▶ **Problem**:
Keep only the lines where "from" appears.

▶ **Stored data**:
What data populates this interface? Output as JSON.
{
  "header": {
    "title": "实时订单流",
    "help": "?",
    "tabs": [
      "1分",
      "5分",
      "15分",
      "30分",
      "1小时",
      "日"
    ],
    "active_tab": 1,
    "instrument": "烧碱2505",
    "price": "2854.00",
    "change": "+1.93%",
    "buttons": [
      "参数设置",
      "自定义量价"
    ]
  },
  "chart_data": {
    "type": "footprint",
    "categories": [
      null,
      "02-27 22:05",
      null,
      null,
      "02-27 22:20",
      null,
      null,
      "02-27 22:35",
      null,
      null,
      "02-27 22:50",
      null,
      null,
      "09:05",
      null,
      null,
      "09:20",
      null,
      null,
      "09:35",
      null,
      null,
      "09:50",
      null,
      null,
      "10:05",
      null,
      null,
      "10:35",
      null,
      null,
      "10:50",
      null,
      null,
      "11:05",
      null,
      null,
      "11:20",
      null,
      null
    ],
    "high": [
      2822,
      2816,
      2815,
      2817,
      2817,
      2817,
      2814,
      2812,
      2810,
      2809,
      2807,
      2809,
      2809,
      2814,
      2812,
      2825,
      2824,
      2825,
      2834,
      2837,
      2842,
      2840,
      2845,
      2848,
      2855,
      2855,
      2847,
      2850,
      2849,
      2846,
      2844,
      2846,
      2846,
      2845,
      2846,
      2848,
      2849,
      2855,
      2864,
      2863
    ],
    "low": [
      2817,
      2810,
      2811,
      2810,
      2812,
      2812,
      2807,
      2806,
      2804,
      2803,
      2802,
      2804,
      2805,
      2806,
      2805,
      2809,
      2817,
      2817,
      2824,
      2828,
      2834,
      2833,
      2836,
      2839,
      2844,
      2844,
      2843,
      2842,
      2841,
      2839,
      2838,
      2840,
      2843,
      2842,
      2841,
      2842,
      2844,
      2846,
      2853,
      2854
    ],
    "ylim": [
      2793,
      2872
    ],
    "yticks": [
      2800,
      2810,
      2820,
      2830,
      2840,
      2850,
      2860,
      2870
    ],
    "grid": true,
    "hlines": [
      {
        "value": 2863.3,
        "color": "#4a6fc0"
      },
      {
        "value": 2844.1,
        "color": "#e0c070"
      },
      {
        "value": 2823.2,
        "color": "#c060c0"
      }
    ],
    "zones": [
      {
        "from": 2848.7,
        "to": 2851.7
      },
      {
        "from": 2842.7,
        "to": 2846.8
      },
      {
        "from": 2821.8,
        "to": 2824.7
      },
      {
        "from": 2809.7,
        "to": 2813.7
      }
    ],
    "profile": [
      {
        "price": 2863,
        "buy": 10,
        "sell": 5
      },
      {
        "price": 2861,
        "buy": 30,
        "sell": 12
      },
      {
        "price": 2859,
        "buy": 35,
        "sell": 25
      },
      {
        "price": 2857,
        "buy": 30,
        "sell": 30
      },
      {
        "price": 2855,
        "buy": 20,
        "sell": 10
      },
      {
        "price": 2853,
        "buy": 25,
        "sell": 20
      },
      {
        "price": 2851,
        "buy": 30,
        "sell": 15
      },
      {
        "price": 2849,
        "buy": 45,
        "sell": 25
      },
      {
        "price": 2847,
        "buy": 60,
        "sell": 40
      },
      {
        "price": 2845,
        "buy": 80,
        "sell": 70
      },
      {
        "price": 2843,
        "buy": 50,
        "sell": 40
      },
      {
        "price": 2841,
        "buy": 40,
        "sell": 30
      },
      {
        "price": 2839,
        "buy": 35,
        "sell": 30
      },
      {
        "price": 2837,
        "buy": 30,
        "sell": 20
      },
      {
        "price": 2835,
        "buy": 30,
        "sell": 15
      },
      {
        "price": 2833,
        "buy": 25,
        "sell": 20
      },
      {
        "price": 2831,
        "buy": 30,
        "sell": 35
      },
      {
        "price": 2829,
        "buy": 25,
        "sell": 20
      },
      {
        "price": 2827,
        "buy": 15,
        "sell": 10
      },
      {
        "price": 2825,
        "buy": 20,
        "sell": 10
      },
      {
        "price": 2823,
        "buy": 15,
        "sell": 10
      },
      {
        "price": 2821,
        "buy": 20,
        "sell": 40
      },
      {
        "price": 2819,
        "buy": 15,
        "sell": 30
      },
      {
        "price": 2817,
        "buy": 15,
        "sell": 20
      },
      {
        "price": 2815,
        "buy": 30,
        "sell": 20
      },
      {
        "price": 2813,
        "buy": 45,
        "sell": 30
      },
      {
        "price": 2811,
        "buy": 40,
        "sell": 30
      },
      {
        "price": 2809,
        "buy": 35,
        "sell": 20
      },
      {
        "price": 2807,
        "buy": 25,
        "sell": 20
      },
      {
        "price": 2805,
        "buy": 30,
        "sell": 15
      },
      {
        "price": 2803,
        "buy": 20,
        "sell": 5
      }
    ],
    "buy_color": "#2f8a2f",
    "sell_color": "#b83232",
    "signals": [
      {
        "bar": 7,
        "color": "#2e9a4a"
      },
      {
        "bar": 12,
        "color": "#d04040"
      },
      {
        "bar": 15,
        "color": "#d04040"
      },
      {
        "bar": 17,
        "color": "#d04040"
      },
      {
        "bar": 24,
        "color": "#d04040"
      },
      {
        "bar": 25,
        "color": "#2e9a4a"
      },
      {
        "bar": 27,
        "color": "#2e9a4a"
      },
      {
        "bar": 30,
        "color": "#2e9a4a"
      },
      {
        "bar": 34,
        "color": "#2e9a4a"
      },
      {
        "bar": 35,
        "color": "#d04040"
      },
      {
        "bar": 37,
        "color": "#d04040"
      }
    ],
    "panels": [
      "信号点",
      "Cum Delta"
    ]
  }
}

▶ **Task response**:
        "from": 2848.7,
        "from": 2842.7,
        "from": 2821.8,
        "from": 2809.7,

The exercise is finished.